Problem
From the entries below, say how many lines carry the word "name", and give nothing but the number.
══ Supplied material ══
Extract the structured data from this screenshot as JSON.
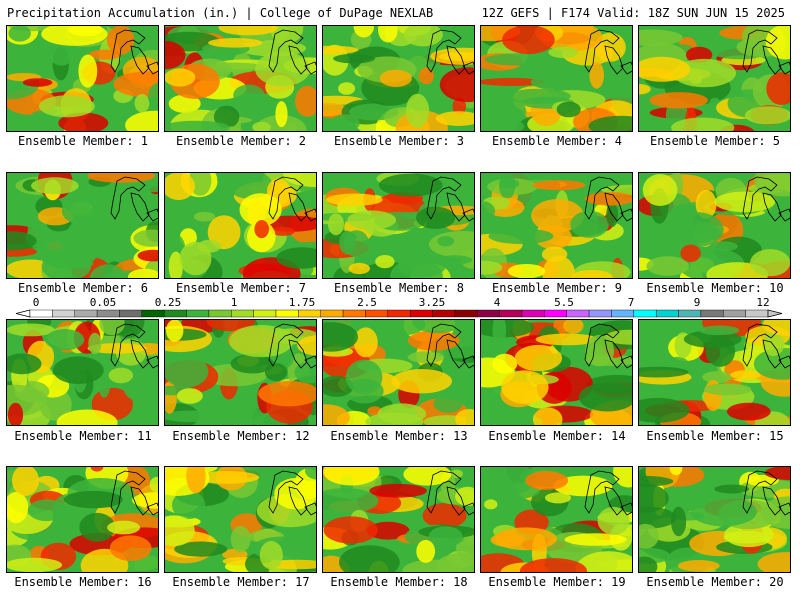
{
  "header": {
    "left": "Precipitation Accumulation (in.) | College of DuPage NEXLAB",
    "right": "12Z GEFS | F174 Valid: 18Z SUN JUN 15 2025"
  },
  "members": [
    "Ensemble Member: 1",
    "Ensemble Member: 2",
    "Ensemble Member: 3",
    "Ensemble Member: 4",
    "Ensemble Member: 5",
    "Ensemble Member: 6",
    "Ensemble Member: 7",
    "Ensemble Member: 8",
    "Ensemble Member: 9",
    "Ensemble Member: 10",
    "Ensemble Member: 11",
    "Ensemble Member: 12",
    "Ensemble Member: 13",
    "Ensemble Member: 14",
    "Ensemble Member: 15",
    "Ensemble Member: 16",
    "Ensemble Member: 17",
    "Ensemble Member: 18",
    "Ensemble Member: 19",
    "Ensemble Member: 20"
  ],
  "colorbar": {
    "tick_labels": [
      "0",
      "0.05",
      "0.25",
      "1",
      "1.75",
      "2.5",
      "3.25",
      "4",
      "5.5",
      "7",
      "9",
      "12"
    ],
    "colors": [
      "#ffffff",
      "#d2d2d2",
      "#aaaaaa",
      "#8c8c8c",
      "#6e6e6e",
      "#006400",
      "#208a20",
      "#3cb43c",
      "#78c832",
      "#a0dc28",
      "#d2f014",
      "#ffff00",
      "#ffd200",
      "#ffaa00",
      "#ff7800",
      "#ff5000",
      "#f02800",
      "#dc0000",
      "#b40000",
      "#8c0000",
      "#8c0046",
      "#b4005a",
      "#dc00b4",
      "#ff00ff",
      "#c864ff",
      "#9696ff",
      "#64b4ff",
      "#00ffff",
      "#00d2d2",
      "#50b4b4",
      "#787878",
      "#a0a0a0",
      "#c8c8c8"
    ]
  }
}
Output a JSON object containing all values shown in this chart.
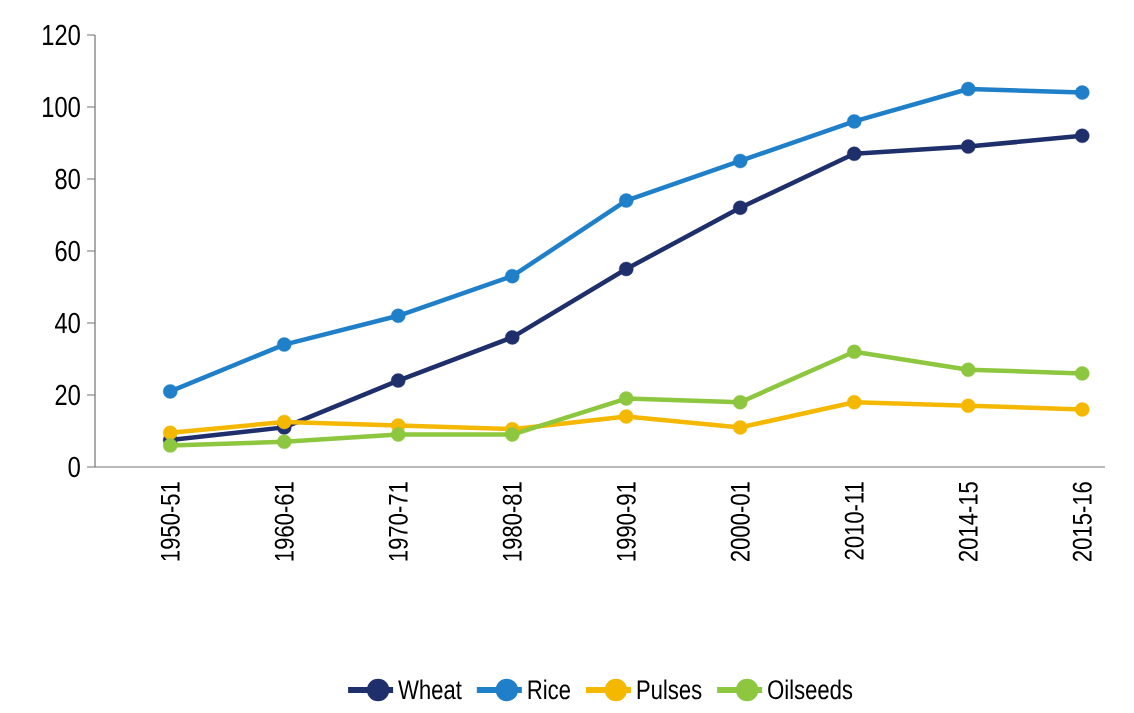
{
  "chart_data": {
    "type": "line",
    "categories": [
      "1950-51",
      "1960-61",
      "1970-71",
      "1980-81",
      "1990-91",
      "2000-01",
      "2010-11",
      "2014-15",
      "2015-16"
    ],
    "series": [
      {
        "name": "Wheat",
        "color": "#1f2f6b",
        "values": [
          7.5,
          11,
          24,
          36,
          55,
          72,
          87,
          89,
          92
        ]
      },
      {
        "name": "Rice",
        "color": "#1f7fc8",
        "values": [
          21,
          34,
          42,
          53,
          74,
          85,
          96,
          105,
          104
        ]
      },
      {
        "name": "Pulses",
        "color": "#f5b800",
        "values": [
          9.5,
          12.5,
          11.5,
          10.5,
          14,
          11,
          18,
          17,
          16
        ]
      },
      {
        "name": "Oilseeds",
        "color": "#8dc63f",
        "values": [
          6,
          7,
          9,
          9,
          19,
          18,
          32,
          27,
          26
        ]
      }
    ],
    "ylim": [
      0,
      120
    ],
    "yticks": [
      0,
      20,
      40,
      60,
      80,
      100,
      120
    ],
    "grid": false,
    "legend": "bottom",
    "marker": "circle",
    "line_style": "solid"
  }
}
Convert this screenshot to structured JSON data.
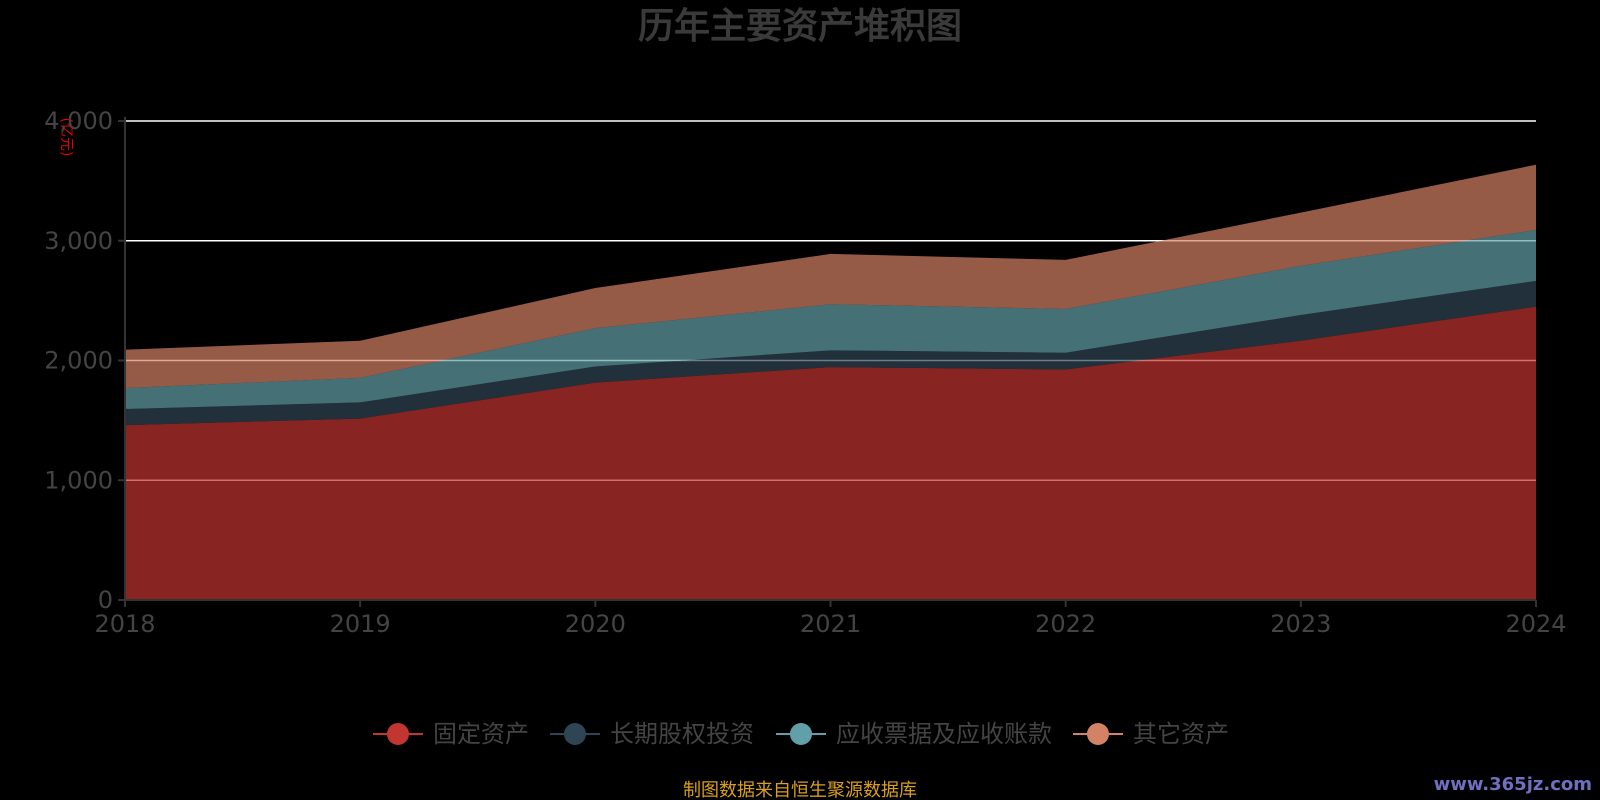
{
  "chart_data": {
    "type": "area",
    "stacked": true,
    "title": "历年主要资产堆积图",
    "unit_label": "(亿元)",
    "x": [
      "2018",
      "2019",
      "2020",
      "2021",
      "2022",
      "2023",
      "2024"
    ],
    "ylim": [
      0,
      4000
    ],
    "yticks": [
      0,
      1000,
      2000,
      3000,
      4000
    ],
    "ytick_labels": [
      "0",
      "1,000",
      "2,000",
      "3,000",
      "4,000"
    ],
    "grid": true,
    "legend_position": "bottom",
    "series": [
      {
        "name": "固定资产",
        "color": "#c23531",
        "values": [
          1460,
          1515,
          1815,
          1945,
          1925,
          2165,
          2450
        ]
      },
      {
        "name": "长期股权投资",
        "color": "#2f4554",
        "values": [
          135,
          135,
          135,
          140,
          140,
          215,
          215
        ]
      },
      {
        "name": "应收票据及应收账款",
        "color": "#61a0a8",
        "values": [
          175,
          205,
          320,
          385,
          365,
          410,
          425
        ]
      },
      {
        "name": "其它资产",
        "color": "#d48265",
        "values": [
          320,
          310,
          335,
          420,
          410,
          445,
          545
        ]
      }
    ]
  },
  "footer": {
    "source": "制图数据来自恒生聚源数据库",
    "watermark": "www.365jz.com"
  }
}
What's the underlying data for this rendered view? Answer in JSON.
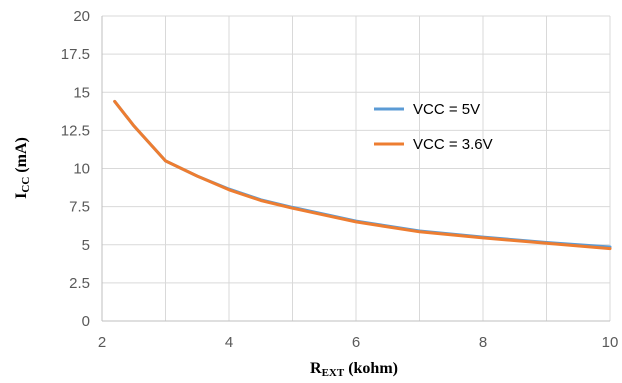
═══
The reply
8